Check every line of the entries below for "Health", and copy the lines that have it.

*Dataset extract*.
________________________

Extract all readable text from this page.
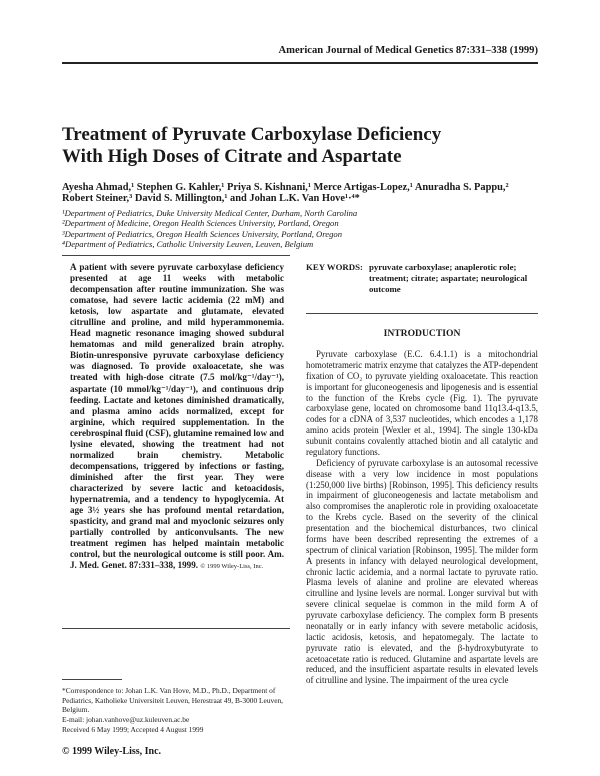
American Journal of Medical Genetics 87:331–338 (1999)
Treatment of Pyruvate Carboxylase Deficiency
With High Doses of Citrate and Aspartate
Ayesha Ahmad,¹ Stephen G. Kahler,¹ Priya S. Kishnani,¹ Merce Artigas-Lopez,¹ Anuradha S. Pappu,² Robert Steiner,³ David S. Millington,¹ and Johan L.K. Van Hove¹·⁴*
¹Department of Pediatrics, Duke University Medical Center, Durham, North Carolina
²Department of Medicine, Oregon Health Sciences University, Portland, Oregon
³Department of Pediatrics, Oregon Health Sciences University, Portland, Oregon
⁴Department of Pediatrics, Catholic University Leuven, Leuven, Belgium

A patient with severe pyruvate carboxylase deficiency presented at age 11 weeks with metabolic decompensation after routine immunization. She was comatose, had severe lactic acidemia (22 mM) and ketosis, low aspartate and glutamate, elevated citrulline and proline, and mild hyperammonemia. Head magnetic resonance imaging showed subdural hematomas and mild generalized brain atrophy. Biotin-unresponsive pyruvate carboxylase deficiency was diagnosed. To provide oxaloacetate, she was treated with high-dose citrate (7.5 mol/kg⁻¹/day⁻¹), aspartate (10 mmol/kg⁻¹/day⁻¹), and continuous drip feeding. Lactate and ketones diminished dramatically, and plasma amino acids normalized, except for arginine, which required supplementation. In the cerebrospinal fluid (CSF), glutamine remained low and lysine elevated, showing the treatment had not normalized brain chemistry. Metabolic decompensations, triggered by infections or fasting, diminished after the first year. They were characterized by severe lactic and ketoacidosis, hypernatremia, and a tendency to hypoglycemia. At age 3½ years she has profound mental retardation, spasticity, and grand mal and myoclonic seizures only partially controlled by anticonvulsants. The new treatment regimen has helped maintain metabolic control, but the neurological outcome is still poor. Am. J. Med. Genet. 87:331–338, 1999. © 1999 Wiley-Liss, Inc.

*Correspondence to: Johan L.K. Van Hove, M.D., Ph.D., Department of Pediatrics, Katholieke Universiteit Leuven, Herestraat 49, B-3000 Leuven, Belgium.
E-mail: johan.vanhove@uz.kuleuven.ac.be
Received 6 May 1999; Accepted 4 August 1999
© 1999 Wiley-Liss, Inc.
KEY WORDS: pyruvate carboxylase; anaplerotic role; treatment; citrate; aspartate; neurological outcome
INTRODUCTION

Pyruvate carboxylase (E.C. 6.4.1.1) is a mitochondrial homotetrameric matrix enzyme that catalyzes the ATP-dependent fixation of CO₂ to pyruvate yielding oxaloacetate. This reaction is important for gluconeogenesis and lipogenesis and is essential to the function of the Krebs cycle (Fig. 1). The pyruvate carboxylase gene, located on chromosome band 11q13.4-q13.5, codes for a cDNA of 3,537 nucleotides, which encodes a 1,178 amino acids protein [Wexler et al., 1994]. The single 130-kDa subunit contains covalently attached biotin and all catalytic and regulatory functions.

Deficiency of pyruvate carboxylase is an autosomal recessive disease with a very low incidence in most populations (1:250,000 live births) [Robinson, 1995]. This deficiency results in impairment of gluconeogenesis and lactate metabolism and also compromises the anaplerotic role in providing oxaloacetate to the Krebs cycle. Based on the severity of the clinical presentation and the biochemical disturbances, two clinical forms have been described representing the extremes of a spectrum of clinical variation [Robinson, 1995]. The milder form A presents in infancy with delayed neurological development, chronic lactic acidemia, and a normal lactate to pyruvate ratio. Plasma levels of alanine and proline are elevated whereas citrulline and lysine levels are normal. Longer survival but with severe clinical sequelae is common in the mild form A of pyruvate carboxylase deficiency. The complex form B presents neonatally or in early infancy with severe metabolic acidosis, lactic acidosis, ketosis, and hepatomegaly. The lactate to pyruvate ratio is elevated, and the β-hydroxybutyrate to acetoacetate ratio is reduced. Glutamine and aspartate levels are reduced, and the insufficient aspartate results in elevated levels of citrulline and lysine. The impairment of the urea cycle
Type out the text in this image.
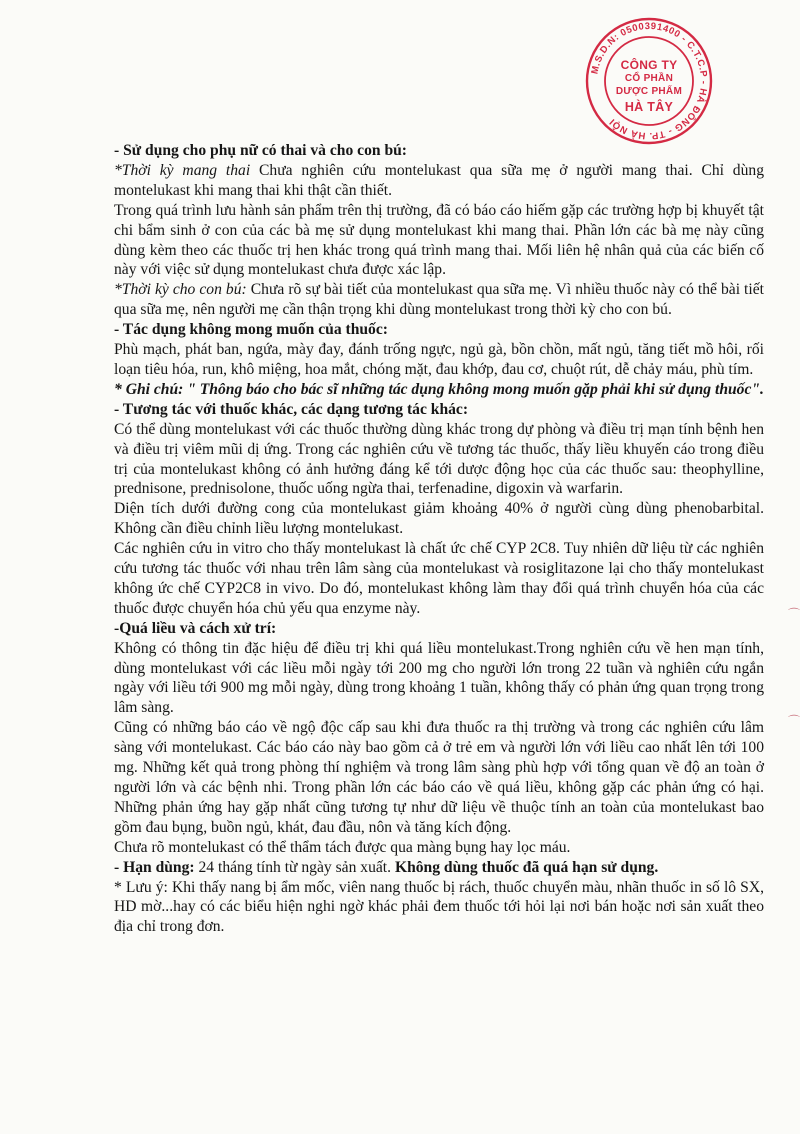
M.S.D.N: 0500391400 - C.T.C.P - HÀ ĐÔNG - TP. HÀ NỘI
CÔNG TY
CỔ PHẦN
DƯỢC PHẨM
HÀ TÂY
⌒
⌒

- Sử dụng cho phụ nữ có thai và cho con bú:

*Thời kỳ mang thai Chưa nghiên cứu montelukast qua sữa mẹ ở người mang thai. Chỉ dùng montelukast khi mang thai khi thật cần thiết.

Trong quá trình lưu hành sản phẩm trên thị trường, đã có báo cáo hiếm gặp các trường hợp bị khuyết tật chi bẩm sinh ở con của các bà mẹ sử dụng montelukast khi mang thai. Phần lớn các bà mẹ này cũng dùng kèm theo các thuốc trị hen khác trong quá trình mang thai. Mối liên hệ nhân quả của các biến cố này với việc sử dụng montelukast chưa được xác lập.

*Thời kỳ cho con bú: Chưa rõ sự bài tiết của montelukast qua sữa mẹ. Vì nhiều thuốc này có thể bài tiết qua sữa mẹ, nên người mẹ cần thận trọng khi dùng montelukast trong thời kỳ cho con bú.

- Tác dụng không mong muốn của thuốc:

Phù mạch, phát ban, ngứa, mày đay, đánh trống ngực, ngủ gà, bồn chồn, mất ngủ, tăng tiết mồ hôi, rối loạn tiêu hóa, run, khô miệng, hoa mắt, chóng mặt, đau khớp, đau cơ, chuột rút, dễ chảy máu, phù tím.

* Ghi chú: " Thông báo cho bác sĩ những tác dụng không mong muốn gặp phải khi sử dụng thuốc".

- Tương tác với thuốc khác, các dạng tương tác khác:

Có thể dùng montelukast với các thuốc thường dùng khác trong dự phòng và điều trị mạn tính bệnh hen và điều trị viêm mũi dị ứng. Trong các nghiên cứu về tương tác thuốc, thấy liều khuyến cáo trong điều trị của montelukast không có ảnh hưởng đáng kể tới dược động học của các thuốc sau: theophylline, prednisone, prednisolone, thuốc uống ngừa thai, terfenadine, digoxin và warfarin.

Diện tích dưới đường cong của montelukast giảm khoảng 40% ở người cùng dùng phenobarbital. Không cần điều chỉnh liều lượng montelukast.

Các nghiên cứu in vitro cho thấy montelukast là chất ức chế CYP 2C8. Tuy nhiên dữ liệu từ các nghiên cứu tương tác thuốc với nhau trên lâm sàng của montelukast và rosiglitazone lại cho thấy montelukast không ức chế CYP2C8 in vivo. Do đó, montelukast không làm thay đổi quá trình chuyển hóa của các thuốc được chuyển hóa chủ yếu qua enzyme này.

-Quá liều và cách xử trí:

Không có thông tin đặc hiệu để điều trị khi quá liều montelukast.Trong nghiên cứu về hen mạn tính, dùng montelukast với các liều mỗi ngày tới 200 mg cho người lớn trong 22 tuần và nghiên cứu ngắn ngày với liều tới 900 mg mỗi ngày, dùng trong khoảng 1 tuần, không thấy có phản ứng quan trọng trong lâm sàng.

Cũng có những báo cáo về ngộ độc cấp sau khi đưa thuốc ra thị trường và trong các nghiên cứu lâm sàng với montelukast. Các báo cáo này bao gồm cả ở trẻ em và người lớn với liều cao nhất lên tới 100 mg. Những kết quả trong phòng thí nghiệm và trong lâm sàng phù hợp với tổng quan về độ an toàn ở người lớn và các bệnh nhi. Trong phần lớn các báo cáo về quá liều, không gặp các phản ứng có hại. Những phản ứng hay gặp nhất cũng tương tự như dữ liệu về thuộc tính an toàn của montelukast bao gồm đau bụng, buồn ngủ, khát, đau đầu, nôn và tăng kích động.

Chưa rõ montelukast có thể thẩm tách được qua màng bụng hay lọc máu.

- Hạn dùng: 24 tháng tính từ ngày sản xuất. Không dùng thuốc đã quá hạn sử dụng.

* Lưu ý: Khi thấy nang bị ẩm mốc, viên nang thuốc bị rách, thuốc chuyển màu, nhãn thuốc in số lô SX, HD mờ...hay có các biểu hiện nghi ngờ khác phải đem thuốc tới hỏi lại nơi bán hoặc nơi sản xuất theo địa chỉ trong đơn.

________________________

*Output of the task*.
²Department of Medicine, Oregon Health Sciences University, Portland, Oregon
³Department of Pediatrics, Oregon Health Sciences University, Portland, Oregon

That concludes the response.